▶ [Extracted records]
[start]
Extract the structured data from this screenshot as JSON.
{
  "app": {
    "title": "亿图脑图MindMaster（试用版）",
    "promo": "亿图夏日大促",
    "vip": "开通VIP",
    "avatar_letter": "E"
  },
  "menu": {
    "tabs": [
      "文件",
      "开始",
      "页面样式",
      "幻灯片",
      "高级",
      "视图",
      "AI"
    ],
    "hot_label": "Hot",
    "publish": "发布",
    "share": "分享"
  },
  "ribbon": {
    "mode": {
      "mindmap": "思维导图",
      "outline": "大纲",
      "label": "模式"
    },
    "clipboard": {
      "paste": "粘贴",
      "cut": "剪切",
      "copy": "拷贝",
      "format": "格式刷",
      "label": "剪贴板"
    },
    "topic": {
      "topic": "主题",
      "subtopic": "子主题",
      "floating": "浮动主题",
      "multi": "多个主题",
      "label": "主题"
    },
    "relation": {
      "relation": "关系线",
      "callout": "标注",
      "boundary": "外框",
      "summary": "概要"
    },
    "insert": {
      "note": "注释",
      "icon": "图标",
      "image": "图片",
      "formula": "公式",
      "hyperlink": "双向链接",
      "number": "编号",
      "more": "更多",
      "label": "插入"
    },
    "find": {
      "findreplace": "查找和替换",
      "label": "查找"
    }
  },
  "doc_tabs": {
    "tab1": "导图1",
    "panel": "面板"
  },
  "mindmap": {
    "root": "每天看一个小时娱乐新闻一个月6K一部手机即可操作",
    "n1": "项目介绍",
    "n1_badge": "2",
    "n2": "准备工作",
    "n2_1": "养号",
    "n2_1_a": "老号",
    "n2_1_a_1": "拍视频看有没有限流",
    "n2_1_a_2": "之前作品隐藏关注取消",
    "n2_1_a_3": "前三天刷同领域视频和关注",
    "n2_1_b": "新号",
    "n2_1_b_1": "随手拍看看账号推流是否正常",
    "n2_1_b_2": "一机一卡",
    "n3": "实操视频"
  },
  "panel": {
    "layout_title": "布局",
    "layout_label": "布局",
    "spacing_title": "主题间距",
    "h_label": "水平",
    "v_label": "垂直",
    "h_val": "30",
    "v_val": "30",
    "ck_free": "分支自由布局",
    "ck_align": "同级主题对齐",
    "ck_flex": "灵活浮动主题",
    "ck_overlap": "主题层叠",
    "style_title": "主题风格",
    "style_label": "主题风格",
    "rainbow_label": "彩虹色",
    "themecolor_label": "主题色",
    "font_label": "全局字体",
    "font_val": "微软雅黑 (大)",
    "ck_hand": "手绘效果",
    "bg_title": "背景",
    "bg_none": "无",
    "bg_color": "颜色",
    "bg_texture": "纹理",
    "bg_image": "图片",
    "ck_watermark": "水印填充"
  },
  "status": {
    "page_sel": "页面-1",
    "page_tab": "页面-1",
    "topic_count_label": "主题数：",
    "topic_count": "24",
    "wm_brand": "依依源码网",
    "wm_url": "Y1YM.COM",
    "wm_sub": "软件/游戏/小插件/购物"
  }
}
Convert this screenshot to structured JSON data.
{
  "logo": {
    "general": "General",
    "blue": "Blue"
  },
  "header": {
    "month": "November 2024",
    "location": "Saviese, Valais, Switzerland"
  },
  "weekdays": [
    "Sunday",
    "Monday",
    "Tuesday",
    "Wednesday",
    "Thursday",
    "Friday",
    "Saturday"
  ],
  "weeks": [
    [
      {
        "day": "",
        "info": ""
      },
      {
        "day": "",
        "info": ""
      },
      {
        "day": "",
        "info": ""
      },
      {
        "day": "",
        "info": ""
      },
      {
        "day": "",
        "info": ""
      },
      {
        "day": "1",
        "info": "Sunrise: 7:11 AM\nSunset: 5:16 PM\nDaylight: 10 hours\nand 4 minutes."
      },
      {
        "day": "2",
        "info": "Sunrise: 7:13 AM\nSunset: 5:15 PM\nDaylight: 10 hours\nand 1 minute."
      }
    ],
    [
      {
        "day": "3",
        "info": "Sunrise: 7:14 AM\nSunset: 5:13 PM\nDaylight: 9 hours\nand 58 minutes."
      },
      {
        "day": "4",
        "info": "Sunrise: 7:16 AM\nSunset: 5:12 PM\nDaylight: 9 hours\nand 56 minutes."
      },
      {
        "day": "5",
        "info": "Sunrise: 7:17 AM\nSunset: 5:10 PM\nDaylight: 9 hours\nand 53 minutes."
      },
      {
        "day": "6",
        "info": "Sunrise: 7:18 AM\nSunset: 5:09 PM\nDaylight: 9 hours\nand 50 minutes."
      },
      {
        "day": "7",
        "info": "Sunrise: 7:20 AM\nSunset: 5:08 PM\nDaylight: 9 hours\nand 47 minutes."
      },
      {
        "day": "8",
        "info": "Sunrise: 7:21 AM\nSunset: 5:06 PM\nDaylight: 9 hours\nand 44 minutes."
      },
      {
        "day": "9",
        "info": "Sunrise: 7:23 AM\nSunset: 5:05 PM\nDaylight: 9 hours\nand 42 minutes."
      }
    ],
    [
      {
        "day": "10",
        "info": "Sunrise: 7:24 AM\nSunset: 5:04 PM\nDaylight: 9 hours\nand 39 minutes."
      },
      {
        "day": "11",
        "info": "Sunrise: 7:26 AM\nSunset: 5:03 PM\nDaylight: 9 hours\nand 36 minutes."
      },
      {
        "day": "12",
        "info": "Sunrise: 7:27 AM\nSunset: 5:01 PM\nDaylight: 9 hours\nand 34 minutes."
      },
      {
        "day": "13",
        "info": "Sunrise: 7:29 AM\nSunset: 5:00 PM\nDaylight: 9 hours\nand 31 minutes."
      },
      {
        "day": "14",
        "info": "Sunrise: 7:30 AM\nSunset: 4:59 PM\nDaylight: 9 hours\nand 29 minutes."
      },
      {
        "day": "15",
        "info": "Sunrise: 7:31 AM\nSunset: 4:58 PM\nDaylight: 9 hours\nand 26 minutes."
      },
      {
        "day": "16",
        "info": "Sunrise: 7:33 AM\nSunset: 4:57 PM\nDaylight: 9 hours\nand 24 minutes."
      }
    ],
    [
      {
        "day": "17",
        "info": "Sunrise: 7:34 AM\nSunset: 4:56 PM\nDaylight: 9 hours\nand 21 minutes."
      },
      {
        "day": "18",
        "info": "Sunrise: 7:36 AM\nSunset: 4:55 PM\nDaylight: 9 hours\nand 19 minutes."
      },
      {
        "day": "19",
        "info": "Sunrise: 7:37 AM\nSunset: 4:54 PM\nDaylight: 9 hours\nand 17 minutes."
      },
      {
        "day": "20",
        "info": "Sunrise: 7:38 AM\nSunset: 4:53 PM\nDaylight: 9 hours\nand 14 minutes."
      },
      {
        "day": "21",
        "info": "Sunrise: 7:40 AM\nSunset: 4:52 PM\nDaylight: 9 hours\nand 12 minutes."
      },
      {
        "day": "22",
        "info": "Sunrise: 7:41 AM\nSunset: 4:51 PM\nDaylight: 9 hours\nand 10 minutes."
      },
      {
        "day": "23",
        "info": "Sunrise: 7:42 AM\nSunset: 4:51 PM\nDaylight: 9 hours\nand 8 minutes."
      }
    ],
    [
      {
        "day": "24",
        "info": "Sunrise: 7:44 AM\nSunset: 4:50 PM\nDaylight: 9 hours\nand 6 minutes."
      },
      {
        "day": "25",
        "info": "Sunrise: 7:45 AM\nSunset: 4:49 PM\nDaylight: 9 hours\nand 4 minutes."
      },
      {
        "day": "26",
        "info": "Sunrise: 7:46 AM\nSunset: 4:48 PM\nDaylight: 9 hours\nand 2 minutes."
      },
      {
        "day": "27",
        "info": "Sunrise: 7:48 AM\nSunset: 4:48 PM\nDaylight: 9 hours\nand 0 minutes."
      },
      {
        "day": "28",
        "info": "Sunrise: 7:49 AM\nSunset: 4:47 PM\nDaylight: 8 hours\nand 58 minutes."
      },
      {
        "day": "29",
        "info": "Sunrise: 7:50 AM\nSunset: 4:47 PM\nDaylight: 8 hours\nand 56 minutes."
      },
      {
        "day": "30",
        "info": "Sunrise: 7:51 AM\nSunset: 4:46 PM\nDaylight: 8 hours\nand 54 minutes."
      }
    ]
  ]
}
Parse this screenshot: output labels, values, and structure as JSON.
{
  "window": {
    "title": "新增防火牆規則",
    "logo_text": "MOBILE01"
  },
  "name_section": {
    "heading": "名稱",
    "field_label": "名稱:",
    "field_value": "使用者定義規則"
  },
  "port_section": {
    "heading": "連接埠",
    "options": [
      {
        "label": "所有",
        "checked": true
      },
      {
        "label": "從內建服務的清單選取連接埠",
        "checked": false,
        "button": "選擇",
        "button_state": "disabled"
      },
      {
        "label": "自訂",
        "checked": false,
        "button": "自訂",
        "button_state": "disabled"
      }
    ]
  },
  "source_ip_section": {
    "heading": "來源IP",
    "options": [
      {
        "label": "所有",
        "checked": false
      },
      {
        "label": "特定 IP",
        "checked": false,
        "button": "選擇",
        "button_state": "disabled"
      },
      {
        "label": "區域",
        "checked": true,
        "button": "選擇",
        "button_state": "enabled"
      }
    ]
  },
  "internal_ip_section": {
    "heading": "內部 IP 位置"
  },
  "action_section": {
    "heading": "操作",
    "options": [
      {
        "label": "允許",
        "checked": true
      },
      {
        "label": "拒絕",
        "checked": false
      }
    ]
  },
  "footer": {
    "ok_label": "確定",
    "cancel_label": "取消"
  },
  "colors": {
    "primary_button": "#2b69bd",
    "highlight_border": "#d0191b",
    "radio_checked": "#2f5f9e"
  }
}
[end]
▶ [AIM] Where a line in the material above holds "JSON", copy that line.

▶ [SOLUTION BELOW]
Extract the structured data from this screenshot as JSON.
Convert this screenshot to structured JSON data.
Parse this screenshot: output labels, values, and structure as JSON.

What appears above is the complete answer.